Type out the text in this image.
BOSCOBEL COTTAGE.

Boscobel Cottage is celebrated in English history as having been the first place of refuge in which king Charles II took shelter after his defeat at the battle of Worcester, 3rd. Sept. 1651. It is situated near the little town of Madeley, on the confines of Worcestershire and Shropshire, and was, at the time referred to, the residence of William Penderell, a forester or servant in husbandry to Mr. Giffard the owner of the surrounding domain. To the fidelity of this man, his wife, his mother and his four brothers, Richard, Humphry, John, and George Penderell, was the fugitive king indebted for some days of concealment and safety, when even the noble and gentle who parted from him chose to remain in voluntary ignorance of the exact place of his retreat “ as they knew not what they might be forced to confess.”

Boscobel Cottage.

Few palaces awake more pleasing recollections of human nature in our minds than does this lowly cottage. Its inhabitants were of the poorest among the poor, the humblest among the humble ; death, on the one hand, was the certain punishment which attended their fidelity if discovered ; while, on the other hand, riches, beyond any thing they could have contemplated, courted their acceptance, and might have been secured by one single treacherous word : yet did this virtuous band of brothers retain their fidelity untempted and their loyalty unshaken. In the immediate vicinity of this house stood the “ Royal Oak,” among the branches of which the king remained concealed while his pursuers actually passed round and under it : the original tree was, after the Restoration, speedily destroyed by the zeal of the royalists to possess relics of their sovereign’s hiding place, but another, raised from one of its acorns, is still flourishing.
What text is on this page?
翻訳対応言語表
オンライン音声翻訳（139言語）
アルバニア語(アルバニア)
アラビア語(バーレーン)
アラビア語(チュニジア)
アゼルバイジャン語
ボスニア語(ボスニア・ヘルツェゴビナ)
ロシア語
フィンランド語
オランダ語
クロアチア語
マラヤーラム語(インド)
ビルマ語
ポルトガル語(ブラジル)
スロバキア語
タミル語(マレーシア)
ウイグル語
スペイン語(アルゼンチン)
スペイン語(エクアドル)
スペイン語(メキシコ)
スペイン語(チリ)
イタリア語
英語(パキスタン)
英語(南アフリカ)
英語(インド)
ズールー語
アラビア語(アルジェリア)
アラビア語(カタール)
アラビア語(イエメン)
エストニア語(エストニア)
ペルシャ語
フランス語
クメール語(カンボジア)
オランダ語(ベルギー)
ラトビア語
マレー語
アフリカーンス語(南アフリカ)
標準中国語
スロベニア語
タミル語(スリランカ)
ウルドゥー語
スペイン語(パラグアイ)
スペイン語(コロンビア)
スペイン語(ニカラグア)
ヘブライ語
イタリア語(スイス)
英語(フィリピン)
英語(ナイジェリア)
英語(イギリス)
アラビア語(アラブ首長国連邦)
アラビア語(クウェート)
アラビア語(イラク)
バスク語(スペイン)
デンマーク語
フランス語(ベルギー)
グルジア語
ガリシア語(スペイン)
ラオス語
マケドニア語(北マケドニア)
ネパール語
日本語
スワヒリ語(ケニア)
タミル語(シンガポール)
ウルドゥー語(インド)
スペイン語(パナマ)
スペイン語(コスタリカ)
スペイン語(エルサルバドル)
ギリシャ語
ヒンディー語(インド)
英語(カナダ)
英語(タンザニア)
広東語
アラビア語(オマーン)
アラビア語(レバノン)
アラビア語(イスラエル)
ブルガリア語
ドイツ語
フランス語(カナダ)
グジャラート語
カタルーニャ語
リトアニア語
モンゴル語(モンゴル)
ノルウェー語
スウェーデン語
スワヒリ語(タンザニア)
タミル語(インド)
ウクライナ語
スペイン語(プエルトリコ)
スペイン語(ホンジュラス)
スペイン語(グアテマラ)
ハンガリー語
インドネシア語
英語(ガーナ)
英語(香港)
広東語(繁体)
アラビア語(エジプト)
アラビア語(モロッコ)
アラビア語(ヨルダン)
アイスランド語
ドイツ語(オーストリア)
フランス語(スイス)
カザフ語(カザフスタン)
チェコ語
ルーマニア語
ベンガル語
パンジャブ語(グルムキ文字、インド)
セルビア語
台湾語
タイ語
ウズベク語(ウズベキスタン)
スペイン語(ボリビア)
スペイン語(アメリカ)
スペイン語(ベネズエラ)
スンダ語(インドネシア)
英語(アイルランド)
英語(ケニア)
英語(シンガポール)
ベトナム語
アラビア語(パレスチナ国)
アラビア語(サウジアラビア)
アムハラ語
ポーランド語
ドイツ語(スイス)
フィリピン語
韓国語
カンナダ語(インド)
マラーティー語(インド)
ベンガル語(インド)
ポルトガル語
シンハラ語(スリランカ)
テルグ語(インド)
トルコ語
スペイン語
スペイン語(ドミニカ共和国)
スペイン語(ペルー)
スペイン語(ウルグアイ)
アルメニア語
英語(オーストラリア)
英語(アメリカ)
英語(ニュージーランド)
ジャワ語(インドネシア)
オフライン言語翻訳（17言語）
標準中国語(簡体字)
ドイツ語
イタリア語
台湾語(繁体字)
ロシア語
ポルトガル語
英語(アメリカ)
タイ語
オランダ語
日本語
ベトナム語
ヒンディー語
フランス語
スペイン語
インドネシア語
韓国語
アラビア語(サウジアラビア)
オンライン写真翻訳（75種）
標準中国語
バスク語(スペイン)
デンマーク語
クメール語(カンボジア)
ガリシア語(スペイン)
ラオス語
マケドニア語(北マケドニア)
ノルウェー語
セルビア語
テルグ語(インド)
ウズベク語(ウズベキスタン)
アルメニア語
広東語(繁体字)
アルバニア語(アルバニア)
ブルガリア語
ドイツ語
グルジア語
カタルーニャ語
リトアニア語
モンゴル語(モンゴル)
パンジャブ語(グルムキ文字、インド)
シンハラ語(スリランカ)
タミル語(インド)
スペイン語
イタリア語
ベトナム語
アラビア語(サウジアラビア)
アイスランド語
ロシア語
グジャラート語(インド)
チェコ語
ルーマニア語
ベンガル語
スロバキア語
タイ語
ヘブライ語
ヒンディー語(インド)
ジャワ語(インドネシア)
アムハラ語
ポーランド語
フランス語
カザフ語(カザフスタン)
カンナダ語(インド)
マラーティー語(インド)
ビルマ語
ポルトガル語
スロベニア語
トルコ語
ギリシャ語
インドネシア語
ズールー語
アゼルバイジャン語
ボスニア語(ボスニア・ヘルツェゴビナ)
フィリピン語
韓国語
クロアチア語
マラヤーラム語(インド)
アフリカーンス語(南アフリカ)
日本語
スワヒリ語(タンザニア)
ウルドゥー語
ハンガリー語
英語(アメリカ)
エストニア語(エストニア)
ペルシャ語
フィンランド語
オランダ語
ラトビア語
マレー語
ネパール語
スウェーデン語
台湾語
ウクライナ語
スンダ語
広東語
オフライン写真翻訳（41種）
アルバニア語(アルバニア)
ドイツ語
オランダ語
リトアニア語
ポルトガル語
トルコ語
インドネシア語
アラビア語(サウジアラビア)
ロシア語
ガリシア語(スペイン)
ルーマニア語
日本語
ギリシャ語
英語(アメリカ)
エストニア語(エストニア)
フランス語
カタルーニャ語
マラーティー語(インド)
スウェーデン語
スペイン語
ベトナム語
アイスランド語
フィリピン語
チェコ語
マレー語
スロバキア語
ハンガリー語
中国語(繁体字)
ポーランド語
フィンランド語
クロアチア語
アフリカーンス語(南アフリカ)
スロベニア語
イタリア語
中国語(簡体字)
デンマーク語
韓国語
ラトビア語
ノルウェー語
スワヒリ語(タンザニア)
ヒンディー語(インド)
----------
▶ _Written problem_: Copy out the whole listing, exactly as written.

▶ _Worked solution_:
Type out the text in this image.
BOSCOBEL COTTAGE.

Boscobel Cottage is celebrated in English history as having been the first place of refuge in which king Charles II took shelter after his defeat at the battle of Worcester, 3rd. Sept. 1651. It is situated near the little town of Madeley, on the confines of Worcestershire and Shropshire, and was, at the time referred to, the residence of William Penderell, a forester or servant in husbandry to Mr. Giffard the owner of the surrounding domain. To the fidelity of this man, his wife, his mother and his four brothers, Richard, Humphry, John, and George Penderell, was the fugitive king indebted for some days of concealment and safety, when even the noble and gentle who parted from him chose to remain in voluntary ignorance of the exact place of his retreat “ as they knew not what they might be forced to confess.”

Boscobel Cottage.

Few palaces awake more pleasing recollections of human nature in our minds than does this lowly cottage. Its inhabitants were of the poorest among the poor, the humblest among the humble ; death, on the one hand, was the certain punishment which attended their fidelity if discovered ; while, on the other hand, riches, beyond any thing they could have contemplated, courted their acceptance, and might have been secured by one single treacherous word : yet did this virtuous band of brothers retain their fidelity untempted and their loyalty unshaken. In the immediate vicinity of this house stood the “ Royal Oak,” among the branches of which the king remained concealed while his pursuers actually passed round and under it : the original tree was, after the Restoration, speedily destroyed by the zeal of the royalists to possess relics of their sovereign’s hiding place, but another, raised from one of its acorns, is still flourishing.
What text is on this page?
翻訳対応言語表
オンライン音声翻訳（139言語）
アルバニア語(アルバニア)
アラビア語(バーレーン)
アラビア語(チュニジア)
アゼルバイジャン語
ボスニア語(ボスニア・ヘルツェゴビナ)
ロシア語
フィンランド語
オランダ語
クロアチア語
マラヤーラム語(インド)
ビルマ語
ポルトガル語(ブラジル)
スロバキア語
タミル語(マレーシア)
ウイグル語
スペイン語(アルゼンチン)
スペイン語(エクアドル)
スペイン語(メキシコ)
スペイン語(チリ)
イタリア語
英語(パキスタン)
英語(南アフリカ)
英語(インド)
ズールー語
アラビア語(アルジェリア)
アラビア語(カタール)
アラビア語(イエメン)
エストニア語(エストニア)
ペルシャ語
フランス語
クメール語(カンボジア)
オランダ語(ベルギー)
ラトビア語
マレー語
アフリカーンス語(南アフリカ)
標準中国語
スロベニア語
タミル語(スリランカ)
ウルドゥー語
スペイン語(パラグアイ)
スペイン語(コロンビア)
スペイン語(ニカラグア)
ヘブライ語
イタリア語(スイス)
英語(フィリピン)
英語(ナイジェリア)
英語(イギリス)
アラビア語(アラブ首長国連邦)
アラビア語(クウェート)
アラビア語(イラク)
バスク語(スペイン)
デンマーク語
フランス語(ベルギー)
グルジア語
ガリシア語(スペイン)
ラオス語
マケドニア語(北マケドニア)
ネパール語
日本語
スワヒリ語(ケニア)
タミル語(シンガポール)
ウルドゥー語(インド)
スペイン語(パナマ)
スペイン語(コスタリカ)
スペイン語(エルサルバドル)
ギリシャ語
ヒンディー語(インド)
英語(カナダ)
英語(タンザニア)
広東語
アラビア語(オマーン)
アラビア語(レバノン)
アラビア語(イスラエル)
ブルガリア語
ドイツ語
フランス語(カナダ)
グジャラート語
カタルーニャ語
リトアニア語
モンゴル語(モンゴル)
ノルウェー語
スウェーデン語
スワヒリ語(タンザニア)
タミル語(インド)
ウクライナ語
スペイン語(プエルトリコ)
スペイン語(ホンジュラス)
スペイン語(グアテマラ)
ハンガリー語
インドネシア語
英語(ガーナ)
英語(香港)
広東語(繁体)
アラビア語(エジプト)
アラビア語(モロッコ)
アラビア語(ヨルダン)
アイスランド語
ドイツ語(オーストリア)
フランス語(スイス)
カザフ語(カザフスタン)
チェコ語
ルーマニア語
ベンガル語
パンジャブ語(グルムキ文字、インド)
セルビア語
台湾語
タイ語
ウズベク語(ウズベキスタン)
スペイン語(ボリビア)
スペイン語(アメリカ)
スペイン語(ベネズエラ)
スンダ語(インドネシア)
英語(アイルランド)
英語(ケニア)
英語(シンガポール)
ベトナム語
アラビア語(パレスチナ国)
アラビア語(サウジアラビア)
アムハラ語
ポーランド語
ドイツ語(スイス)
フィリピン語
韓国語
カンナダ語(インド)
マラーティー語(インド)
ベンガル語(インド)
ポルトガル語
シンハラ語(スリランカ)
テルグ語(インド)
トルコ語
スペイン語
スペイン語(ドミニカ共和国)
スペイン語(ペルー)
スペイン語(ウルグアイ)
アルメニア語
英語(オーストラリア)
英語(アメリカ)
英語(ニュージーランド)
ジャワ語(インドネシア)
オフライン言語翻訳（17言語）
標準中国語(簡体字)
ドイツ語
イタリア語
台湾語(繁体字)
ロシア語
ポルトガル語
英語(アメリカ)
タイ語
オランダ語
日本語
ベトナム語
ヒンディー語
フランス語
スペイン語
インドネシア語
韓国語
アラビア語(サウジアラビア)
オンライン写真翻訳（75種）
標準中国語
バスク語(スペイン)
デンマーク語
クメール語(カンボジア)
ガリシア語(スペイン)
ラオス語
マケドニア語(北マケドニア)
ノルウェー語
セルビア語
テルグ語(インド)
ウズベク語(ウズベキスタン)
アルメニア語
広東語(繁体字)
アルバニア語(アルバニア)
ブルガリア語
ドイツ語
グルジア語
カタルーニャ語
リトアニア語
モンゴル語(モンゴル)
パンジャブ語(グルムキ文字、インド)
シンハラ語(スリランカ)
タミル語(インド)
スペイン語
イタリア語
ベトナム語
アラビア語(サウジアラビア)
アイスランド語
ロシア語
グジャラート語(インド)
チェコ語
ルーマニア語
ベンガル語
スロバキア語
タイ語
ヘブライ語
ヒンディー語(インド)
ジャワ語(インドネシア)
アムハラ語
ポーランド語
フランス語
カザフ語(カザフスタン)
カンナダ語(インド)
マラーティー語(インド)
ビルマ語
ポルトガル語
スロベニア語
トルコ語
ギリシャ語
インドネシア語
ズールー語
アゼルバイジャン語
ボスニア語(ボスニア・ヘルツェゴビナ)
フィリピン語
韓国語
クロアチア語
マラヤーラム語(インド)
アフリカーンス語(南アフリカ)
日本語
スワヒリ語(タンザニア)
ウルドゥー語
ハンガリー語
英語(アメリカ)
エストニア語(エストニア)
ペルシャ語
フィンランド語
オランダ語
ラトビア語
マレー語
ネパール語
スウェーデン語
台湾語
ウクライナ語
スンダ語
広東語
オフライン写真翻訳（41種）
アルバニア語(アルバニア)
ドイツ語
オランダ語
リトアニア語
ポルトガル語
トルコ語
インドネシア語
アラビア語(サウジアラビア)
ロシア語
ガリシア語(スペイン)
ルーマニア語
日本語
ギリシャ語
英語(アメリカ)
エストニア語(エストニア)
フランス語
カタルーニャ語
マラーティー語(インド)
スウェーデン語
スペイン語
ベトナム語
アイスランド語
フィリピン語
チェコ語
マレー語
スロバキア語
ハンガリー語
中国語(繁体字)
ポーランド語
フィンランド語
クロアチア語
アフリカーンス語(南アフリカ)
スロベニア語
イタリア語
中国語(簡体字)
デンマーク語
韓国語
ラトビア語
ノルウェー語
スワヒリ語(タンザニア)
ヒンディー語(インド)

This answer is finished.